#### [Data for this task]
--- begin ---
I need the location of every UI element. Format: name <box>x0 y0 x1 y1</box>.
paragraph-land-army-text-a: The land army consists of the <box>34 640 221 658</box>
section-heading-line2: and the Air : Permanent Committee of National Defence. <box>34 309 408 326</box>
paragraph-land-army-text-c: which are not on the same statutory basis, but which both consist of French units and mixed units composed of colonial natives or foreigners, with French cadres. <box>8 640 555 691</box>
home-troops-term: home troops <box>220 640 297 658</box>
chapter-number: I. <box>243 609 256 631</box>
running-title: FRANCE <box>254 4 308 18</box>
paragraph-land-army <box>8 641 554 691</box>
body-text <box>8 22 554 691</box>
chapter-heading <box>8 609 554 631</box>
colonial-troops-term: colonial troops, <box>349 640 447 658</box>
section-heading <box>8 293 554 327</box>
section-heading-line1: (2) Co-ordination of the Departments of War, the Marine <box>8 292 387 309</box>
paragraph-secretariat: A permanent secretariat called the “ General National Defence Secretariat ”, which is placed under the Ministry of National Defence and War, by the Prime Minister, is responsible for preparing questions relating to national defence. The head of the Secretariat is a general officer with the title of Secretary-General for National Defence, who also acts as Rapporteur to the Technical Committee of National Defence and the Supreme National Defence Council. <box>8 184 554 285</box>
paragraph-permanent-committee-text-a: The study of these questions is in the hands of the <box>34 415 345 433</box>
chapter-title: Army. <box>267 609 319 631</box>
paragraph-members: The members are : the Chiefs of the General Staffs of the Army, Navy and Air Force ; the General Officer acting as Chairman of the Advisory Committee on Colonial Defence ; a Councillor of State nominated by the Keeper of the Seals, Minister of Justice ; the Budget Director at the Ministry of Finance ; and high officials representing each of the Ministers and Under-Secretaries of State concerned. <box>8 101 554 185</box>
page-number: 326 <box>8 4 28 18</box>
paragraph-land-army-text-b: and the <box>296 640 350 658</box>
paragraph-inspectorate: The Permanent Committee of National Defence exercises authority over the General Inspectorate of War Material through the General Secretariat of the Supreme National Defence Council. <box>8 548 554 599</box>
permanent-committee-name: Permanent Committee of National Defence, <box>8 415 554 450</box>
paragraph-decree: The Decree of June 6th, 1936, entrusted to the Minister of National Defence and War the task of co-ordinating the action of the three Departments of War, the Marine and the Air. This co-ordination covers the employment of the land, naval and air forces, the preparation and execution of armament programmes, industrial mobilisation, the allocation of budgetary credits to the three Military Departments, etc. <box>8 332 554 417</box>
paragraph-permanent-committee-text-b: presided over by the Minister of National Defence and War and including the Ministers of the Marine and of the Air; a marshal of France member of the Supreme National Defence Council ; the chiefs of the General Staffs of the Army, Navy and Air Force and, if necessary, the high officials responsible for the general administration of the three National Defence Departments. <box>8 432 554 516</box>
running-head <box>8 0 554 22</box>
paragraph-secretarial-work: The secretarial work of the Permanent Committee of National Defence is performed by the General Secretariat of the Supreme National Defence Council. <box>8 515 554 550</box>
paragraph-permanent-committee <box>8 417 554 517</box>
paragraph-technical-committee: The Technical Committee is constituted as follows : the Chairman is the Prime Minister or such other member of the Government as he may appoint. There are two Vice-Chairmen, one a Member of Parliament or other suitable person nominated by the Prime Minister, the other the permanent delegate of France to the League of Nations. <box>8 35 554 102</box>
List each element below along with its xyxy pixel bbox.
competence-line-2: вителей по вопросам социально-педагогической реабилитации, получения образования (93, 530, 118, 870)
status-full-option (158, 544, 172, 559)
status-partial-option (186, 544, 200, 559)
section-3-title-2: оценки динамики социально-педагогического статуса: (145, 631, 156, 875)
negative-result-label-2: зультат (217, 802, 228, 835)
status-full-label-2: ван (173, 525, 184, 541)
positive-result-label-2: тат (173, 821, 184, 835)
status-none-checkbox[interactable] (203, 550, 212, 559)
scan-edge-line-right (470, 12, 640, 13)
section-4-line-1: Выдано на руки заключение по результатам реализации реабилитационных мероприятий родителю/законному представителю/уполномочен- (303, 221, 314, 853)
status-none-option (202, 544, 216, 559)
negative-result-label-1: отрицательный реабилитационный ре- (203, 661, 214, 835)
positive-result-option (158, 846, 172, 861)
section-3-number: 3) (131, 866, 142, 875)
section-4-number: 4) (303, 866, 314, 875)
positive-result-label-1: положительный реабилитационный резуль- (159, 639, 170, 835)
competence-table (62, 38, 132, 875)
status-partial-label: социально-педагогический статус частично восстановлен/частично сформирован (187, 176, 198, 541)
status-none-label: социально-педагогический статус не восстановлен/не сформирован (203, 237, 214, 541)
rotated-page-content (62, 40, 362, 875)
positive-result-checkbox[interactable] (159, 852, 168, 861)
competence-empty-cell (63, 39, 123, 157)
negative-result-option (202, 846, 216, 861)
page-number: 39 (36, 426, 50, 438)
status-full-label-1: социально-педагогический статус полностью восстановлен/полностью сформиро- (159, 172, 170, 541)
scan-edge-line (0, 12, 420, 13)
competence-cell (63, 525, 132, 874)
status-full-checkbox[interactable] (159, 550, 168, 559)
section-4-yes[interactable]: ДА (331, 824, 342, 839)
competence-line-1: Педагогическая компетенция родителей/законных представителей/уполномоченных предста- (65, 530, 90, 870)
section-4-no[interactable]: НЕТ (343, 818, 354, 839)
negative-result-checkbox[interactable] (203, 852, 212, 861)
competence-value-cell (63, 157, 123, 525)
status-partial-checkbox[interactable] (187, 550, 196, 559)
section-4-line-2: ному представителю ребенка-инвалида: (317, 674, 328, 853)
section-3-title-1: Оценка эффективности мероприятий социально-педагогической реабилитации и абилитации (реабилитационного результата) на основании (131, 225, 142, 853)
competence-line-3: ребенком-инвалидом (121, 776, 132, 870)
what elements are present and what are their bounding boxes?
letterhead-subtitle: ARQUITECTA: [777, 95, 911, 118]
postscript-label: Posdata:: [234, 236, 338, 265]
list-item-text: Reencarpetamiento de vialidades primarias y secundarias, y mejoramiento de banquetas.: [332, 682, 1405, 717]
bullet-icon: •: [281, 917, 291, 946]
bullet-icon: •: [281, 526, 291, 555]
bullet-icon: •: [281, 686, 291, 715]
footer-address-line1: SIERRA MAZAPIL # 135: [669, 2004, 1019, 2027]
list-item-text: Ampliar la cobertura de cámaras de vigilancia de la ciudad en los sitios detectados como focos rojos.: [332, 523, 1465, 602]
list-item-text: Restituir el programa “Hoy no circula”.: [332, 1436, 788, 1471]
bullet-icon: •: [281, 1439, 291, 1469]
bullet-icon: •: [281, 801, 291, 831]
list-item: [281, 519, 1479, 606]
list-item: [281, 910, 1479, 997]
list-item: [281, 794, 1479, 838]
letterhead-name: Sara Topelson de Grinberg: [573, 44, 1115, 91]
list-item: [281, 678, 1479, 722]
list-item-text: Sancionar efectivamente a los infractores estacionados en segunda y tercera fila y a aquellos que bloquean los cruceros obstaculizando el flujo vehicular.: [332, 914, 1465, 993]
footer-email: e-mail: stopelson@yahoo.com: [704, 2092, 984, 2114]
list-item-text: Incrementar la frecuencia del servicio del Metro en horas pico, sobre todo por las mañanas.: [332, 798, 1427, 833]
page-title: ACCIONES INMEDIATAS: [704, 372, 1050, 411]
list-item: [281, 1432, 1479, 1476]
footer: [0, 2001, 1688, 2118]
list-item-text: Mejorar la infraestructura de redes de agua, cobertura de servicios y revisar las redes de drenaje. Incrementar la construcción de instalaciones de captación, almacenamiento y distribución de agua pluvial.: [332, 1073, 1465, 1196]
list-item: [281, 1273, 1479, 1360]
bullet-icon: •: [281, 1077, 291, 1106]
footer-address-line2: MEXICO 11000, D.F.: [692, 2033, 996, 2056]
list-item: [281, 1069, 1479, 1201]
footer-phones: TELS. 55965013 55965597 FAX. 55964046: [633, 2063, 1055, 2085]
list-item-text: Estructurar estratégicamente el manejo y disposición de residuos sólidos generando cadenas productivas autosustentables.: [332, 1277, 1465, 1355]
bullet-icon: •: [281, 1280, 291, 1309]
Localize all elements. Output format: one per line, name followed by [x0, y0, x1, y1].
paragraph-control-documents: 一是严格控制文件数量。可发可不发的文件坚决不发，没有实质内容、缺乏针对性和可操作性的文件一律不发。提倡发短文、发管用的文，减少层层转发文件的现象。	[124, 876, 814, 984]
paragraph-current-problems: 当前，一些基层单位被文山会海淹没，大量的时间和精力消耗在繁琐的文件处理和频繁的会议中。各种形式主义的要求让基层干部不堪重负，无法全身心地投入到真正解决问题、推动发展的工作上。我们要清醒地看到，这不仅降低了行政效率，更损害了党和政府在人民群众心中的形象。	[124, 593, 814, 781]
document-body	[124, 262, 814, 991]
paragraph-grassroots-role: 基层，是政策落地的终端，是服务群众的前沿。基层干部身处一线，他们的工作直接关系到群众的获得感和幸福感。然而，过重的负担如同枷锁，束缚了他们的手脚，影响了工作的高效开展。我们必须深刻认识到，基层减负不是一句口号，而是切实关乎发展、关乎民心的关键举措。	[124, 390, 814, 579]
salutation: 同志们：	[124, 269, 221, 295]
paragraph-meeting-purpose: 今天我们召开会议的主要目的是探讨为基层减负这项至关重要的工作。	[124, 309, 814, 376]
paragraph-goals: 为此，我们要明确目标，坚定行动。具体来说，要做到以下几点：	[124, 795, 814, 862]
--- end ---
Please reproduce the records word for word, everything from their very start down to the line containing "body-text <box>8 22 554 691</box>", with that line included.

#### [Final result]
I need the location of every UI element. Format: name <box>x0 y0 x1 y1</box>.
paragraph-land-army-text-a: The land army consists of the <box>34 640 221 658</box>
section-heading-line2: and the Air : Permanent Committee of National Defence. <box>34 309 408 326</box>
paragraph-land-army-text-c: which are not on the same statutory basis, but which both consist of French units and mixed units composed of colonial natives or foreigners, with French cadres. <box>8 640 555 691</box>
home-troops-term: home troops <box>220 640 297 658</box>
chapter-number: I. <box>243 609 256 631</box>
running-title: FRANCE <box>254 4 308 18</box>
paragraph-land-army <box>8 641 554 691</box>
body-text <box>8 22 554 691</box>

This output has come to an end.